**Data excerpts**

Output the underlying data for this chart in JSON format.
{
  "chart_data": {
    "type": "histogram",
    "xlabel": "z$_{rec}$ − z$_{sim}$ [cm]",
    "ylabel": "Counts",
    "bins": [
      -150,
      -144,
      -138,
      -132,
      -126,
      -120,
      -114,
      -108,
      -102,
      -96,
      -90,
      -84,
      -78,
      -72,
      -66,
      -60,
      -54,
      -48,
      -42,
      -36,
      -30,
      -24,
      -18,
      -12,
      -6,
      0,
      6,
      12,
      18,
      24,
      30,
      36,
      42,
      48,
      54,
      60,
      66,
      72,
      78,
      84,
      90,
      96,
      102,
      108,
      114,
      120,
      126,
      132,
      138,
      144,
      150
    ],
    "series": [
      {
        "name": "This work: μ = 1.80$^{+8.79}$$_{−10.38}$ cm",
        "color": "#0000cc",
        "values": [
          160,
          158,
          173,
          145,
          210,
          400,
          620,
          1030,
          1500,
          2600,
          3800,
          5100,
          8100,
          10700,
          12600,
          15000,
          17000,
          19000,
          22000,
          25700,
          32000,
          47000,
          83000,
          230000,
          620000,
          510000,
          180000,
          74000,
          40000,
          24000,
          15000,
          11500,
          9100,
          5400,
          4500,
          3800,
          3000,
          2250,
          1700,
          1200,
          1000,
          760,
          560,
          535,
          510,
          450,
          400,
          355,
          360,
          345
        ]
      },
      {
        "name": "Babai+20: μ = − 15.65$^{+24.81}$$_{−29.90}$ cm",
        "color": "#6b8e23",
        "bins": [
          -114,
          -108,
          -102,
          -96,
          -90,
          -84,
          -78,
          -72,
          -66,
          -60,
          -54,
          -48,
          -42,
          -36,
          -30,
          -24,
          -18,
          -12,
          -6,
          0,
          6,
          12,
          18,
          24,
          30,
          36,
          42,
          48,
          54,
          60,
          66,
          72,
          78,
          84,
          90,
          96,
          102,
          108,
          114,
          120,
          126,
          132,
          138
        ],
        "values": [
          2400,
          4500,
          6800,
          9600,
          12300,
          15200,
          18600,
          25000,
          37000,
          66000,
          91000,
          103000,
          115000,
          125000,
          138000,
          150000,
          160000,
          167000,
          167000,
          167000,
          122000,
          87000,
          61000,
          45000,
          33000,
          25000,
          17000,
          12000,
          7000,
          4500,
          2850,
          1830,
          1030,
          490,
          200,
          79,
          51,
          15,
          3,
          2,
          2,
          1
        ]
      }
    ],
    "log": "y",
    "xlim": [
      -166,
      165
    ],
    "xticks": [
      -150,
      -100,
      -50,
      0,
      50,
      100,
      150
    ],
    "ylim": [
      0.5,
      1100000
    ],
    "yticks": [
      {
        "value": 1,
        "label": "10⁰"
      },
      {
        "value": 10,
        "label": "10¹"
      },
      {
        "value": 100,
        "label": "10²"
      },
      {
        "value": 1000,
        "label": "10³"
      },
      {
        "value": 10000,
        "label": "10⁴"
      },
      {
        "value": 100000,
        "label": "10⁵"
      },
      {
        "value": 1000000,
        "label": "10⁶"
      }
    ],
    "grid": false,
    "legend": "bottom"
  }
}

**Exercise task**
Repeat the lines above exactly.

**The result**
Output the underlying data for this chart in JSON format.
{
  "chart_data": {
    "type": "histogram",
    "xlabel": "z$_{rec}$ − z$_{sim}$ [cm]",
    "ylabel": "Counts",
    "bins": [
      -150,
      -144,
      -138,
      -132,
      -126,
      -120,
      -114,
      -108,
      -102,
      -96,
      -90,
      -84,
      -78,
      -72,
      -66,
      -60,
      -54,
      -48,
      -42,
      -36,
      -30,
      -24,
      -18,
      -12,
      -6,
      0,
      6,
      12,
      18,
      24,
      30,
      36,
      42,
      48,
      54,
      60,
      66,
      72,
      78,
      84,
      90,
      96,
      102,
      108,
      114,
      120,
      126,
      132,
      138,
      144,
      150
    ],
    "series": [
      {
        "name": "This work: μ = 1.80$^{+8.79}$$_{−10.38}$ cm",
        "color": "#0000cc",
        "values": [
          160,
          158,
          173,
          145,
          210,
          400,
          620,
          1030,
          1500,
          2600,
          3800,
          5100,
          8100,
          10700,
          12600,
          15000,
          17000,
          19000,
          22000,
          25700,
          32000,
          47000,
          83000,
          230000,
          620000,
          510000,
          180000,
          74000,
          40000,
          24000,
          15000,
          11500,
          9100,
          5400,
          4500,
          3800,
          3000,
          2250,
          1700,
          1200,
          1000,
          760,
          560,
          535,
          510,
          450,
          400,
          355,
          360,
          345
        ]
      },
      {
        "name": "Babai+20: μ = − 15.65$^{+24.81}$$_{−29.90}$ cm",
        "color": "#6b8e23",
        "bins": [
          -114,
          -108,
          -102,
          -96,
          -90,
          -84,
          -78,
          -72,
          -66,
          -60,
          -54,
          -48,
          -42,
          -36,
          -30,
          -24,
          -18,
          -12,
          -6,
          0,
          6,
          12,
          18,
          24,
          30,
          36,
          42,
          48,
          54,
          60,
          66,
          72,
          78,
          84,
          90,
          96,
          102,
          108,
          114,
          120,
          126,
          132,
          138
        ],
        "values": [
          2400,
          4500,
          6800,
          9600,
          12300,
          15200,
          18600,
          25000,
          37000,
          66000,
          91000,
          103000,
          115000,
          125000,
          138000,
          150000,
          160000,
          167000,
          167000,
          167000,
          122000,
          87000,
          61000,
          45000,
          33000,
          25000,
          17000,
          12000,
          7000,
          4500,
          2850,
          1830,
          1030,
          490,
          200,
          79,
          51,
          15,
          3,
          2,
          2,
          1
        ]
      }
    ],
    "log": "y",
    "xlim": [
      -166,
      165
    ],
    "xticks": [
      -150,
      -100,
      -50,
      0,
      50,
      100,
      150
    ],
    "ylim": [
      0.5,
      1100000
    ],
    "yticks": [
      {
        "value": 1,
        "label": "10⁰"
      },
      {
        "value": 10,
        "label": "10¹"
      },
      {
        "value": 100,
        "label": "10²"
      },
      {
        "value": 1000,
        "label": "10³"
      },
      {
        "value": 10000,
        "label": "10⁴"
      },
      {
        "value": 100000,
        "label": "10⁵"
      },
      {
        "value": 1000000,
        "label": "10⁶"
      }
    ],
    "grid": false,
    "legend": "bottom"
  }
}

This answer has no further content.